抜粋:

臨床推論の面白さを味わえるミステリー小説

 医師やコメディカルの皆さんへお薦めの本を紹介します。

 『ドクター・ホワイト』(角川書店)は、新聞社の出版部に勤務する主人公が、早朝の公園で出会った謎の少女の素性を解明していくミステリー小説です。なぜかこの少女は類まれなる臨床推論の能力を持っていて、主人公の知人の病院を舞台に数々の患者を救い、経営危機にある病院の立て直しもしていきます。

 著者は、樹林伸氏。私はこの名前を見て、「な……なんだってー!!」と心の中で叫び、10秒後、Amazon Kindleストアでポチっていました。

 樹林氏といえば、1990年代に『金田一少年の事件簿』や『サイコメトラーEIJI』の原作を担当したヒットメーカー。最近はワインがテーマの「神の雫」の原作もしていました。なんといっても30歳代前半男子なら、週刊少年マガジンで連載していた『MMR マガジンミステリー調査班』の隊長・キバヤシを思い出すでしょう。当時、週刊少年マガジンの編集者だった樹林氏がモデルとなり、主人公を務めるという斬新な漫画でした。ノストラダムスの大予言とか、宇宙人グレイによるキャトルミューティレーションとか、懐かしくないですか。

 話がそれました。

 この『ドクター・ホワイト』、謎の少女がまるで探偵のように診断を下していく姿が印象的です。NHKの「総合診療医ドクターG」がはやっていますが、患者の生活習慣や病歴などを把握していくことで徐々に全貌が見えてくるところなど、診断と事件の推理は共通点が多いですね。ターゲットをある程度絞ってから検査(鑑識)をオーダーするところなどもそう。「金田一」から「ワイン」に行って、この「医療×ミステリー」に参入するあたり、さすがキバヤシ隊長です。

 この本を、特に医師やコメディカルの皆さんにお薦めしたかったのは、「途中で謎が解けてしまう」という貴重な体験ができるからです。

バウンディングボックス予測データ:
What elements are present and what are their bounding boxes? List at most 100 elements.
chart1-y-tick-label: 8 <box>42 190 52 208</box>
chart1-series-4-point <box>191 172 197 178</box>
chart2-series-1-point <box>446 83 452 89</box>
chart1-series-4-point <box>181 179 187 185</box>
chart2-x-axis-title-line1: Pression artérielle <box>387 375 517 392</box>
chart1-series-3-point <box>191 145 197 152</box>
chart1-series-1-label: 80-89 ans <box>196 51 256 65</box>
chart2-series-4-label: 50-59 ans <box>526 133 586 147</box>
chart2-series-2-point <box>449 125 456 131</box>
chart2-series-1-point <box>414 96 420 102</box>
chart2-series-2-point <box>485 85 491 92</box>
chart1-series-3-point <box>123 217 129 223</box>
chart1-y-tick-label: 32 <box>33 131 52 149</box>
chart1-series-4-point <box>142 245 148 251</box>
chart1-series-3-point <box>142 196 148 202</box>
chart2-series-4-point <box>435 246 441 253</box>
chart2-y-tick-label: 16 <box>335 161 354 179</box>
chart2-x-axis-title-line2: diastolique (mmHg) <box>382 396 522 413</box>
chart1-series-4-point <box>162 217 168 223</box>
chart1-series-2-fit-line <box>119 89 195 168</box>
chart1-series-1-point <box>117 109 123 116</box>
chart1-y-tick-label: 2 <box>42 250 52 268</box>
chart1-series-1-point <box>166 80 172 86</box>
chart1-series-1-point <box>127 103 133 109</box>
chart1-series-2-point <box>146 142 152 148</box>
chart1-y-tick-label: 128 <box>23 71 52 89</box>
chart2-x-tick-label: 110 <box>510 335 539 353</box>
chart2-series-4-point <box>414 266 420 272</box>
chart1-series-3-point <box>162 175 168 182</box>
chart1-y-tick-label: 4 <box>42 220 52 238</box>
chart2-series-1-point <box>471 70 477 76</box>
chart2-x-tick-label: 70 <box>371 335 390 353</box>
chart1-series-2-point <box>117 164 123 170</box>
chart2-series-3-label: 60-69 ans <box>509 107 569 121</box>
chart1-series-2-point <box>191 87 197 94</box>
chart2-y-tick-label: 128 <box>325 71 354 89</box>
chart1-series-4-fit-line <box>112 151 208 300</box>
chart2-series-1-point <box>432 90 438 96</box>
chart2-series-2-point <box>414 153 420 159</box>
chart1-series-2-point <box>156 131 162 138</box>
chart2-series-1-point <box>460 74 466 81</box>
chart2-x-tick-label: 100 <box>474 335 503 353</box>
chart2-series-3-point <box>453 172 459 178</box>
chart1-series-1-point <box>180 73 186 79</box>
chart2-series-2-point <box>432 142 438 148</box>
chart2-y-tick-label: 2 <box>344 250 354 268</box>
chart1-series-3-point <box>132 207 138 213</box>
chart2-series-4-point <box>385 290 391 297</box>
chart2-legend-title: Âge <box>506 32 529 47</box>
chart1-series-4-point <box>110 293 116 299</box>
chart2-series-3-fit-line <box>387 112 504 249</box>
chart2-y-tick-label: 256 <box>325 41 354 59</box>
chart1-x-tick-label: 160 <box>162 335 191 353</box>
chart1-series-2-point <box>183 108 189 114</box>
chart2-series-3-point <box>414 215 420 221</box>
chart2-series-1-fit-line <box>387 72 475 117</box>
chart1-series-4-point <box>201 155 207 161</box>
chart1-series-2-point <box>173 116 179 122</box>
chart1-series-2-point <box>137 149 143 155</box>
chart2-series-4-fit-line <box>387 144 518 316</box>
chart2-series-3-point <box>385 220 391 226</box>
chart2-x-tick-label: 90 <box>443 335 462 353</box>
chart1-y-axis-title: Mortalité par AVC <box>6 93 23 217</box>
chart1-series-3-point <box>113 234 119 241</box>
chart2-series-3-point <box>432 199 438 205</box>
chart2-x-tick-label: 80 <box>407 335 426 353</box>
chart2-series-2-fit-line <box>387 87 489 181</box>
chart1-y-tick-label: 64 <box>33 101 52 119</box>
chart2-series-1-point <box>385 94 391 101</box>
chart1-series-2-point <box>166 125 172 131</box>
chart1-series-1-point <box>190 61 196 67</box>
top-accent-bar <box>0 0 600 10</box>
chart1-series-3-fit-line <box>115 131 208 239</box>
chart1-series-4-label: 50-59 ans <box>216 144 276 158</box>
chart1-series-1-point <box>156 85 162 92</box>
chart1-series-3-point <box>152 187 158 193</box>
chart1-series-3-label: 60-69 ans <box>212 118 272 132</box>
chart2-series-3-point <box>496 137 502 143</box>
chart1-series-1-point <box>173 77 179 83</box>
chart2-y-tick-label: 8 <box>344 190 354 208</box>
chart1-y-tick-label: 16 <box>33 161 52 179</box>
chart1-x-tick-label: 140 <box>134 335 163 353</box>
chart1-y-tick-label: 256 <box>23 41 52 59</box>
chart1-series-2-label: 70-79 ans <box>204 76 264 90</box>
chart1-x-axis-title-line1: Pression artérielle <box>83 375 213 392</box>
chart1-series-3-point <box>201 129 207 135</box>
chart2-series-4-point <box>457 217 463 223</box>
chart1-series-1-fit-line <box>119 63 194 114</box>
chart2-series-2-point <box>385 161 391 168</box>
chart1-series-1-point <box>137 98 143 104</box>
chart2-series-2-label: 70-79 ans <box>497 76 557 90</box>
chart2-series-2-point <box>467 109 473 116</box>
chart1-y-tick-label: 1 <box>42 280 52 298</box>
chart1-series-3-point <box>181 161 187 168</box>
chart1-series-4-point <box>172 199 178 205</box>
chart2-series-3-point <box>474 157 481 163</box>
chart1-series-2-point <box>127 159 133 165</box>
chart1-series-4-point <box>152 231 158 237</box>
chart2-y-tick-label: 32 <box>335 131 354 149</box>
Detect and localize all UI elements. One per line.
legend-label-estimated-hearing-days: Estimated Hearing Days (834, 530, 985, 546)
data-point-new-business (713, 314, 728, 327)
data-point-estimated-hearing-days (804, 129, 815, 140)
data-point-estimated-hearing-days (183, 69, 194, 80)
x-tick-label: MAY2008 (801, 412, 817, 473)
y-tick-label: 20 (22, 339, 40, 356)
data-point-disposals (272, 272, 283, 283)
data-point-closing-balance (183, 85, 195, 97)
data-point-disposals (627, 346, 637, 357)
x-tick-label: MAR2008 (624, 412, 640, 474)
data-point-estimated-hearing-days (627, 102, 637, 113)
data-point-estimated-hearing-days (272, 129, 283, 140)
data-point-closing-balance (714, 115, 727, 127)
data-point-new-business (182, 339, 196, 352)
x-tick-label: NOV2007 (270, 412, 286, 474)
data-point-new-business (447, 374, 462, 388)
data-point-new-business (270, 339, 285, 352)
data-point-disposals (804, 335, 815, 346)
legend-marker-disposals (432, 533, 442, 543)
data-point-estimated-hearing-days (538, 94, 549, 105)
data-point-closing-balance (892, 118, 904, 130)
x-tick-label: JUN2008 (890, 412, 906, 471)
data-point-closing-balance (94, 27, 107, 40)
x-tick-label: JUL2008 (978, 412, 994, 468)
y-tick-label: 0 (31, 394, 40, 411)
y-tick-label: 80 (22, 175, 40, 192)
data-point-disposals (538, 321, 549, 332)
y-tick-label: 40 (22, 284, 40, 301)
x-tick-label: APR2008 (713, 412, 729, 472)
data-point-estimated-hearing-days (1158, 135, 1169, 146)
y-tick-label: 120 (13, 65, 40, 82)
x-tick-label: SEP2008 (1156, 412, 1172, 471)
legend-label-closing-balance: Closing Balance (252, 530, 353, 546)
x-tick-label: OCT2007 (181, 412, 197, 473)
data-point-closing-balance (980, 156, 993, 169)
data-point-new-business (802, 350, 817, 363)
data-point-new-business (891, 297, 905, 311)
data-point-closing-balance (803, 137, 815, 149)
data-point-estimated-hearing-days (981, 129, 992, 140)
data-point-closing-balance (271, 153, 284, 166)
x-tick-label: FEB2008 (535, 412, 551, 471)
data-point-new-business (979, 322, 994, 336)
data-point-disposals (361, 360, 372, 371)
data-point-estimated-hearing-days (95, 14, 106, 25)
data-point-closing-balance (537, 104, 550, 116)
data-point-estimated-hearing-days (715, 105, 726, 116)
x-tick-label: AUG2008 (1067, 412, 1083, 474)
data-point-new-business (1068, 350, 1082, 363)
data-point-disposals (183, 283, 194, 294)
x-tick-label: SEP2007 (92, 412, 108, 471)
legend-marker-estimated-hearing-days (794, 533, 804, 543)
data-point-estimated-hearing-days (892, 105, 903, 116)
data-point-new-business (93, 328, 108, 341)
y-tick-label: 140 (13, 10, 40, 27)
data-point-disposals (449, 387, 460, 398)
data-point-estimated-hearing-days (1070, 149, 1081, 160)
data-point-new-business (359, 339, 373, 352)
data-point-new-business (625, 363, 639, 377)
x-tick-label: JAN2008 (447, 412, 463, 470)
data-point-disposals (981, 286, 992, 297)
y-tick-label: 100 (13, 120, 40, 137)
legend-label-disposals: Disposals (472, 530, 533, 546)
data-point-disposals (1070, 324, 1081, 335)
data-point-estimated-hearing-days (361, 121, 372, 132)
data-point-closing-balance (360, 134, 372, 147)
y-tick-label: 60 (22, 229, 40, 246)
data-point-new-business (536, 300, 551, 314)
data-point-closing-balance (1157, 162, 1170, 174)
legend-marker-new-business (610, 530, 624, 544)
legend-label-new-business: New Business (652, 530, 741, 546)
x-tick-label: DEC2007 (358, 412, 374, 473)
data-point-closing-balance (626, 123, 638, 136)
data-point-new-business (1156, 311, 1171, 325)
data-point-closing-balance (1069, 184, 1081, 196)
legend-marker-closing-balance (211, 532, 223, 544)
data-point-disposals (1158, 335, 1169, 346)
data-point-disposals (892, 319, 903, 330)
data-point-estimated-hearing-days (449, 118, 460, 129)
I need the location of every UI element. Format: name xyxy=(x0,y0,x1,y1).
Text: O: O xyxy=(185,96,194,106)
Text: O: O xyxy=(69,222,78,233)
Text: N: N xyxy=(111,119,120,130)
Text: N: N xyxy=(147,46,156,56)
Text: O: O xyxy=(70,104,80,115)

作業の手順: 抜粋のうち「著者は、樹林伸氏。私はこの名」から「ンとか、懐かしくないですか。」までの部分を、一字も変えずに返すこと。

回答:
著者は、樹林伸氏。私はこの名前を見て、「な……なんだってー!!」と心の中で叫び、10秒後、Amazon Kindleストアでポチっていました。

 樹林氏といえば、1990年代に『金田一少年の事件簿』や『サイコメトラーEIJI』の原作を担当したヒットメーカー。最近はワインがテーマの「神の雫」の原作もしていました。なんといっても30歳代前半男子なら、週刊少年マガジンで連載していた『MMR マガジンミステリー調査班』の隊長・キバヤシを思い出すでしょう。当時、週刊少年マガジンの編集者だった樹林氏がモデルとなり、主人公を務めるという斬新な漫画でした。ノストラダムスの大予言とか、宇宙人グレイによるキャトルミューティレーションとか、懐かしくないですか。